What is being asked: Pictures in the data below are not part of the copy; transcribe everything else exactly.

═══ Exercise material ═══

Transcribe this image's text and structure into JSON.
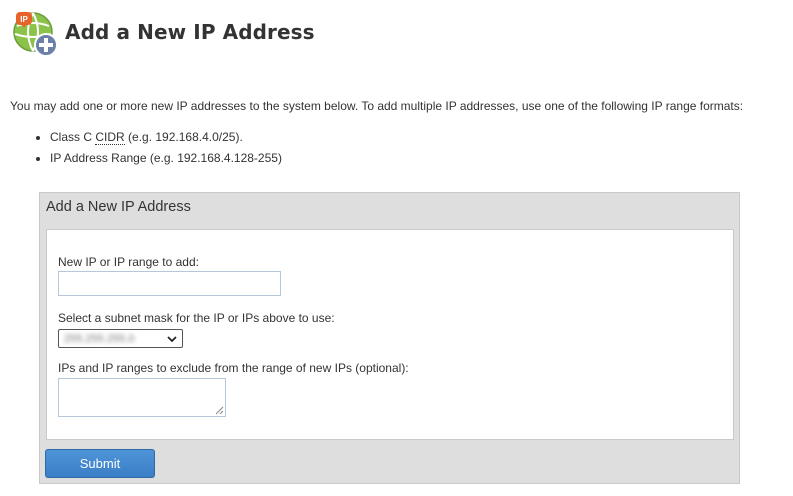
{
  "header": {
    "title": "Add a New IP Address",
    "icon": "ip-add-icon",
    "icon_badge_text": "IP"
  },
  "intro": {
    "text": "You may add one or more new IP addresses to the system below. To add multiple IP addresses, use one of the following IP range formats:",
    "formats": [
      {
        "prefix": "Class C ",
        "abbr": "CIDR",
        "suffix": " (e.g. 192.168.4.0/25)."
      },
      {
        "text": "IP Address Range (e.g. 192.168.4.128-255)"
      }
    ]
  },
  "form": {
    "panel_title": "Add a New IP Address",
    "ip_label": "New IP or IP range to add:",
    "ip_value": "",
    "subnet_label": "Select a subnet mask for the IP or IPs above to use:",
    "subnet_value": "255.255.255.0",
    "exclude_label": "IPs and IP ranges to exclude from the range of new IPs (optional):",
    "exclude_value": "",
    "submit_label": "Submit"
  },
  "colors": {
    "accent": "#4a90d9",
    "panel_bg": "#dedede",
    "icon_green": "#7cb342",
    "icon_orange": "#e8632a",
    "icon_plus": "#6b7fa8"
  }
}
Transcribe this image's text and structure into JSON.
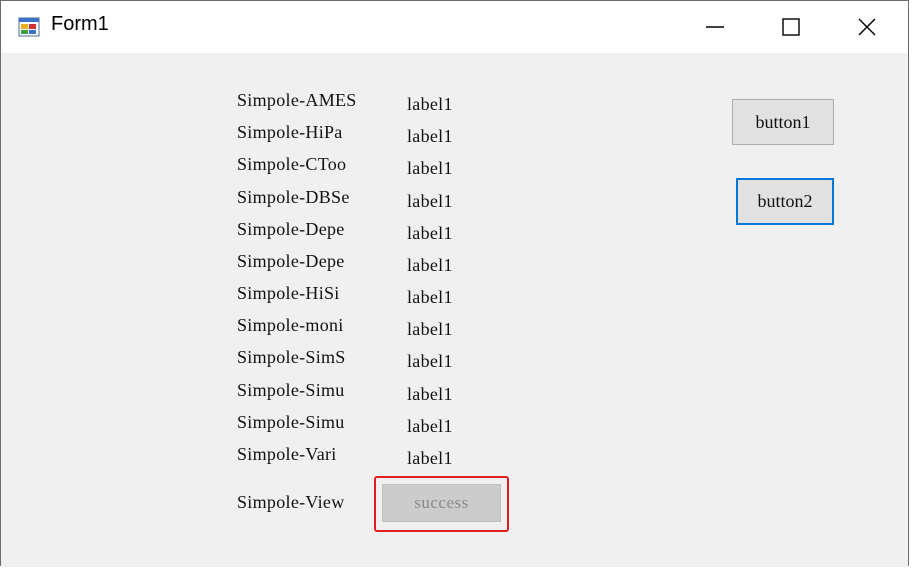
{
  "window": {
    "title": "Form1",
    "icon": "winforms-app-icon",
    "controls": [
      "minimize-icon",
      "maximize-icon",
      "close-icon"
    ]
  },
  "rows": [
    {
      "name": "Simpole-AMES",
      "value": "label1"
    },
    {
      "name": "Simpole-HiPa",
      "value": "label1"
    },
    {
      "name": "Simpole-CToo",
      "value": "label1"
    },
    {
      "name": "Simpole-DBSe",
      "value": "label1"
    },
    {
      "name": "Simpole-Depe",
      "value": "label1"
    },
    {
      "name": "Simpole-Depe",
      "value": "label1"
    },
    {
      "name": "Simpole-HiSi",
      "value": "label1"
    },
    {
      "name": "Simpole-moni",
      "value": "label1"
    },
    {
      "name": "Simpole-SimS",
      "value": "label1"
    },
    {
      "name": "Simpole-Simu",
      "value": "label1"
    },
    {
      "name": "Simpole-Simu",
      "value": "label1"
    },
    {
      "name": "Simpole-Vari",
      "value": "label1"
    }
  ],
  "last_row": {
    "name": "Simpole-View",
    "status": "success"
  },
  "buttons": {
    "button1": "button1",
    "button2": "button2"
  },
  "colors": {
    "focus_border": "#0078d7",
    "highlight_box": "#e02020",
    "client_bg": "#f0f0f0"
  }
}
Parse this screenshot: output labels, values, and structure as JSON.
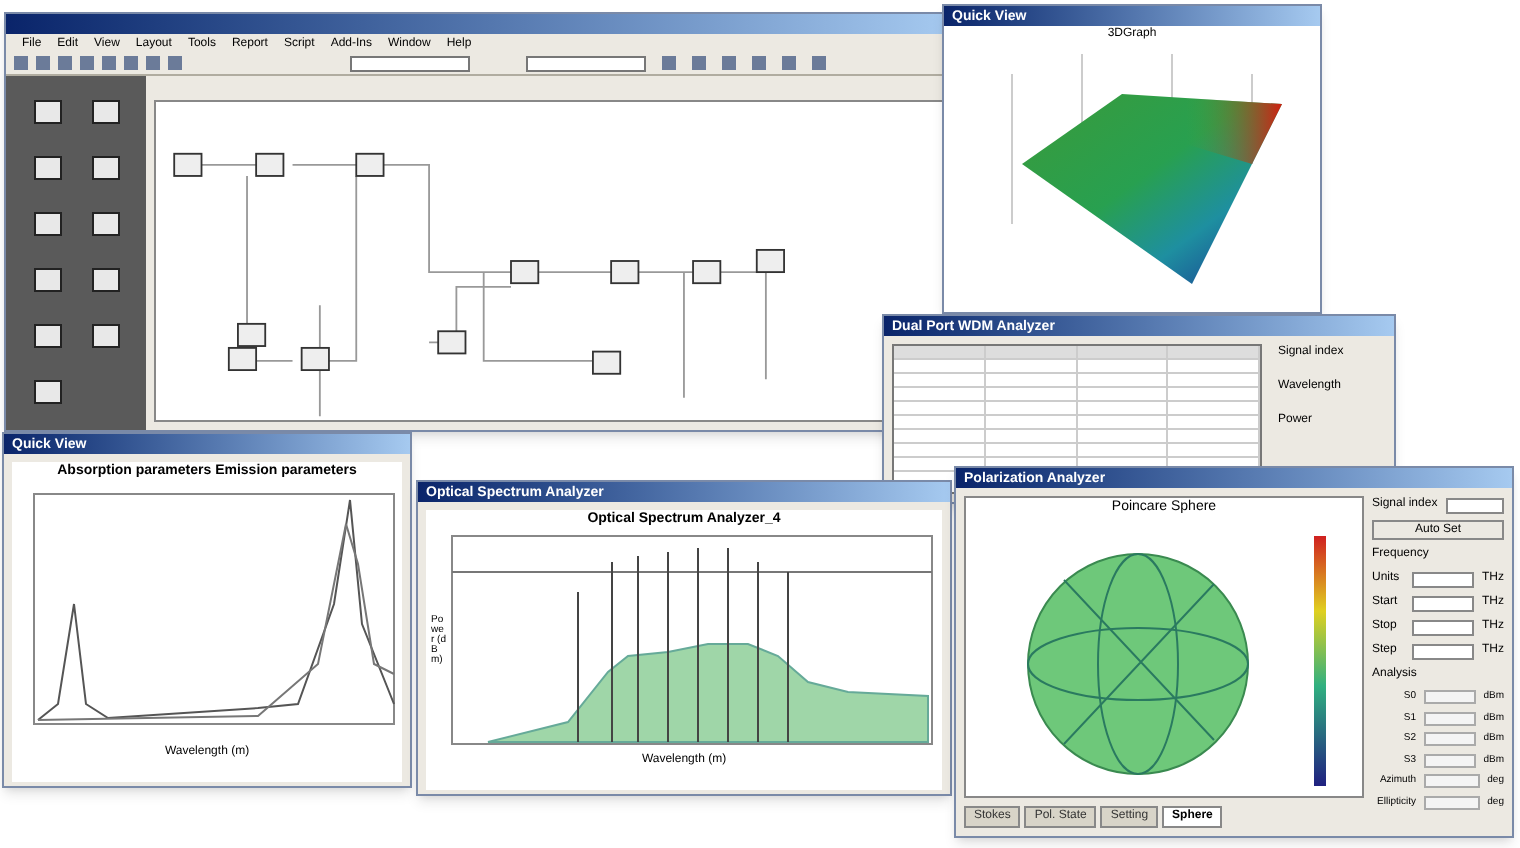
{
  "main_window": {
    "menu": [
      "File",
      "Edit",
      "View",
      "Layout",
      "Tools",
      "Report",
      "Script",
      "Add-Ins",
      "Window",
      "Help"
    ]
  },
  "surface_view": {
    "title": "Quick View",
    "chart_title": "3DGraph"
  },
  "wdm_analyzer": {
    "title": "Dual Port WDM Analyzer",
    "labels": [
      "Signal index",
      "Wavelength",
      "Power"
    ]
  },
  "absorption_view": {
    "title": "Quick View",
    "chart_title": "Absorption parameters Emission parameters",
    "xlabel": "Wavelength (m)"
  },
  "spectrum_analyzer": {
    "title": "Optical Spectrum Analyzer",
    "chart_title": "Optical Spectrum Analyzer_4",
    "xlabel": "Wavelength (m)",
    "ylabel": "Power (dBm)"
  },
  "polarization_analyzer": {
    "title": "Polarization Analyzer",
    "chart_title": "Poincare Sphere",
    "tabs": [
      {
        "label": "Stokes",
        "selected": false
      },
      {
        "label": "Pol. State",
        "selected": false
      },
      {
        "label": "Setting",
        "selected": false
      },
      {
        "label": "Sphere",
        "selected": true
      }
    ],
    "signal_index_label": "Signal index",
    "auto_set": "Auto Set",
    "frequency_group": "Frequency",
    "fields": [
      {
        "label": "Units",
        "unit": "THz"
      },
      {
        "label": "Start",
        "unit": "THz"
      },
      {
        "label": "Stop",
        "unit": "THz"
      },
      {
        "label": "Step",
        "unit": "THz"
      }
    ],
    "analysis_group": "Analysis",
    "analysis": [
      {
        "label": "S0",
        "unit": "dBm"
      },
      {
        "label": "S1",
        "unit": "dBm"
      },
      {
        "label": "S2",
        "unit": "dBm"
      },
      {
        "label": "S3",
        "unit": "dBm"
      },
      {
        "label": "Azimuth",
        "unit": "deg"
      },
      {
        "label": "Ellipticity",
        "unit": "deg"
      }
    ]
  }
}
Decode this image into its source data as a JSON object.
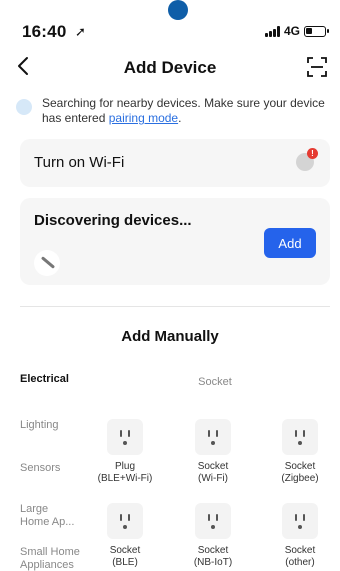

═══

Complete answer:
Transcribe this image's text and structure into JSON.
{
  "header": {
    "title": "Add a New IP Address",
    "icon": "ip-add-icon",
    "icon_badge_text": "IP"
  },
  "intro": {
    "text": "You may add one or more new IP addresses to the system below. To add multiple IP addresses, use one of the following IP range formats:",
    "formats": [
      {
        "prefix": "Class C ",
        "abbr": "CIDR",
        "suffix": " (e.g. 192.168.4.0/25)."
      },
      {
        "text": "IP Address Range (e.g. 192.168.4.128-255)"
      }
    ]
  },
  "form": {
    "panel_title": "Add a New IP Address",
    "ip_label": "New IP or IP range to add:",
    "ip_value": "",
    "subnet_label": "Select a subnet mask for the IP or IPs above to use:",
    "subnet_value": "255.255.255.0",
    "exclude_label": "IPs and IP ranges to exclude from the range of new IPs (optional):",
    "exclude_value": "",
    "submit_label": "Submit"
  },
  "colors": {
    "accent": "#4a90d9",
    "panel_bg": "#dedede",
    "icon_green": "#7cb342",
    "icon_orange": "#e8632a",
    "icon_plus": "#6b7fa8"
  }
}
Transcribe this image's text and structure into JSON.
{
  "window": {
    "title": "Form1",
    "icon": "winforms-app-icon",
    "controls": [
      "minimize-icon",
      "maximize-icon",
      "close-icon"
    ]
  },
  "rows": [
    {
      "name": "Simpole-AMES",
      "value": "label1"
    },
    {
      "name": "Simpole-HiPa",
      "value": "label1"
    },
    {
      "name": "Simpole-CToo",
      "value": "label1"
    },
    {
      "name": "Simpole-DBSe",
      "value": "label1"
    },
    {
      "name": "Simpole-Depe",
      "value": "label1"
    },
    {
      "name": "Simpole-Depe",
      "value": "label1"
    },
    {
      "name": "Simpole-HiSi",
      "value": "label1"
    },
    {
      "name": "Simpole-moni",
      "value": "label1"
    },
    {
      "name": "Simpole-SimS",
      "value": "label1"
    },
    {
      "name": "Simpole-Simu",
      "value": "label1"
    },
    {
      "name": "Simpole-Simu",
      "value": "label1"
    },
    {
      "name": "Simpole-Vari",
      "value": "label1"
    }
  ],
  "last_row": {
    "name": "Simpole-View",
    "status": "success"
  },
  "buttons": {
    "button1": "button1",
    "button2": "button2"
  },
  "colors": {
    "focus_border": "#0078d7",
    "highlight_box": "#e02020",
    "client_bg": "#f0f0f0"
  }
}
Parse this screenshot: output labels, values, and structure as JSON.
{
  "main_window": {
    "menu": [
      "File",
      "Edit",
      "View",
      "Layout",
      "Tools",
      "Report",
      "Script",
      "Add-Ins",
      "Window",
      "Help"
    ]
  },
  "surface_view": {
    "title": "Quick View",
    "chart_title": "3DGraph"
  },
  "wdm_analyzer": {
    "title": "Dual Port WDM Analyzer",
    "labels": [
      "Signal index",
      "Wavelength",
      "Power"
    ]
  },
  "absorption_view": {
    "title": "Quick View",
    "chart_title": "Absorption parameters Emission parameters",
    "xlabel": "Wavelength (m)"
  },
  "spectrum_analyzer": {
    "title": "Optical Spectrum Analyzer",
    "chart_title": "Optical Spectrum Analyzer_4",
    "xlabel": "Wavelength (m)",
    "ylabel": "Power (dBm)"
  },
  "polarization_analyzer": {
    "title": "Polarization Analyzer",
    "chart_title": "Poincare Sphere",
    "tabs": [
      {
        "label": "Stokes",
        "selected": false
      },
      {
        "label": "Pol. State",
        "selected": false
      },
      {
        "label": "Setting",
        "selected": false
      },
      {
        "label": "Sphere",
        "selected": true
      }
    ],
    "signal_index_label": "Signal index",
    "auto_set": "Auto Set",
    "frequency_group": "Frequency",
    "fields": [
      {
        "label": "Units",
        "unit": "THz"
      },
      {
        "label": "Start",
        "unit": "THz"
      },
      {
        "label": "Stop",
        "unit": "THz"
      },
      {
        "label": "Step",
        "unit": "THz"
      }
    ],
    "analysis_group": "Analysis",
    "analysis": [
      {
        "label": "S0",
        "unit": "dBm"
      },
      {
        "label": "S1",
        "unit": "dBm"
      },
      {
        "label": "S2",
        "unit": "dBm"
      },
      {
        "label": "S3",
        "unit": "dBm"
      },
      {
        "label": "Azimuth",
        "unit": "deg"
      },
      {
        "label": "Ellipticity",
        "unit": "deg"
      }
    ]
  }
}
Decode this image into its source data as a JSON object.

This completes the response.